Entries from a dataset
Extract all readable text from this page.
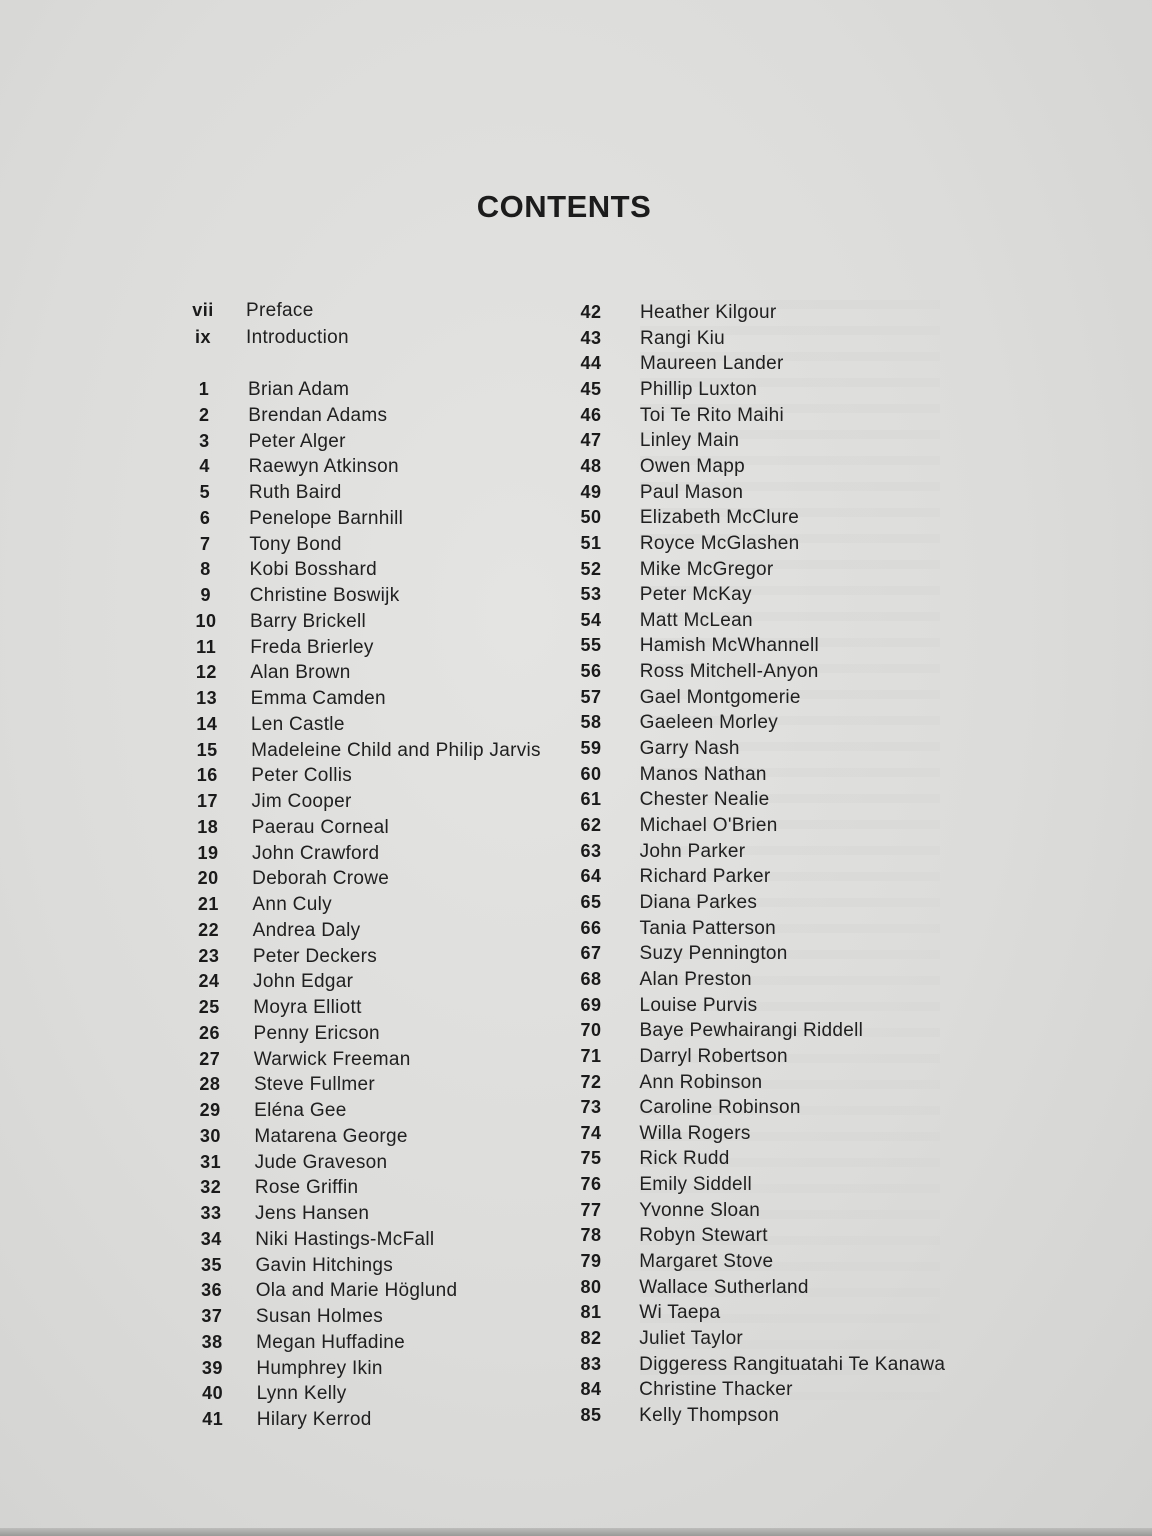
CONTENTS
vii	Preface
ix	Introduction
1	Brian Adam
2	Brendan Adams
3	Peter Alger
4	Raewyn Atkinson
5	Ruth Baird
6	Penelope Barnhill
7	Tony Bond
8	Kobi Bosshard
9	Christine Boswijk
10	Barry Brickell
11	Freda Brierley
12	Alan Brown
13	Emma Camden
14	Len Castle
15	Madeleine Child and Philip Jarvis
16	Peter Collis
17	Jim Cooper
18	Paerau Corneal
19	John Crawford
20	Deborah Crowe
21	Ann Culy
22	Andrea Daly
23	Peter Deckers
24	John Edgar
25	Moyra Elliott
26	Penny Ericson
27	Warwick Freeman
28	Steve Fullmer
29	Eléna Gee
30	Matarena George
31	Jude Graveson
32	Rose Griffin
33	Jens Hansen
34	Niki Hastings-McFall
35	Gavin Hitchings
36	Ola and Marie Höglund
37	Susan Holmes
38	Megan Huffadine
39	Humphrey Ikin
40	Lynn Kelly
41	Hilary Kerrod
42	Heather Kilgour
43	Rangi Kiu
44	Maureen Lander
45	Phillip Luxton
46	Toi Te Rito Maihi
47	Linley Main
48	Owen Mapp
49	Paul Mason
50	Elizabeth McClure
51	Royce McGlashen
52	Mike McGregor
53	Peter McKay
54	Matt McLean
55	Hamish McWhannell
56	Ross Mitchell-Anyon
57	Gael Montgomerie
58	Gaeleen Morley
59	Garry Nash
60	Manos Nathan
61	Chester Nealie
62	Michael O'Brien
63	John Parker
64	Richard Parker
65	Diana Parkes
66	Tania Patterson
67	Suzy Pennington
68	Alan Preston
69	Louise Purvis
70	Baye Pewhairangi Riddell
71	Darryl Robertson
72	Ann Robinson
73	Caroline Robinson
74	Willa Rogers
75	Rick Rudd
76	Emily Siddell
77	Yvonne Sloan
78	Robyn Stewart
79	Margaret Stove
80	Wallace Sutherland
81	Wi Taepa
82	Juliet Taylor
83	Diggeress Rangituatahi Te Kanawa
84	Christine Thacker
85	Kelly Thompson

▶ What is asked
Reproduce the listing exactly. Leave its pictures out.

▶ Finished exercise
Extract all readable text from this page.
CONTENTS
vii	Preface
ix	Introduction
1	Brian Adam
2	Brendan Adams
3	Peter Alger
4	Raewyn Atkinson
5	Ruth Baird
6	Penelope Barnhill
7	Tony Bond
8	Kobi Bosshard
9	Christine Boswijk
10	Barry Brickell
11	Freda Brierley
12	Alan Brown
13	Emma Camden
14	Len Castle
15	Madeleine Child and Philip Jarvis
16	Peter Collis
17	Jim Cooper
18	Paerau Corneal
19	John Crawford
20	Deborah Crowe
21	Ann Culy
22	Andrea Daly
23	Peter Deckers
24	John Edgar
25	Moyra Elliott
26	Penny Ericson
27	Warwick Freeman
28	Steve Fullmer
29	Eléna Gee
30	Matarena George
31	Jude Graveson
32	Rose Griffin
33	Jens Hansen
34	Niki Hastings-McFall
35	Gavin Hitchings
36	Ola and Marie Höglund
37	Susan Holmes
38	Megan Huffadine
39	Humphrey Ikin
40	Lynn Kelly
41	Hilary Kerrod
42	Heather Kilgour
43	Rangi Kiu
44	Maureen Lander
45	Phillip Luxton
46	Toi Te Rito Maihi
47	Linley Main
48	Owen Mapp
49	Paul Mason
50	Elizabeth McClure
51	Royce McGlashen
52	Mike McGregor
53	Peter McKay
54	Matt McLean
55	Hamish McWhannell
56	Ross Mitchell-Anyon
57	Gael Montgomerie
58	Gaeleen Morley
59	Garry Nash
60	Manos Nathan
61	Chester Nealie
62	Michael O'Brien
63	John Parker
64	Richard Parker
65	Diana Parkes
66	Tania Patterson
67	Suzy Pennington
68	Alan Preston
69	Louise Purvis
70	Baye Pewhairangi Riddell
71	Darryl Robertson
72	Ann Robinson
73	Caroline Robinson
74	Willa Rogers
75	Rick Rudd
76	Emily Siddell
77	Yvonne Sloan
78	Robyn Stewart
79	Margaret Stove
80	Wallace Sutherland
81	Wi Taepa
82	Juliet Taylor
83	Diggeress Rangituatahi Te Kanawa
84	Christine Thacker
85	Kelly Thompson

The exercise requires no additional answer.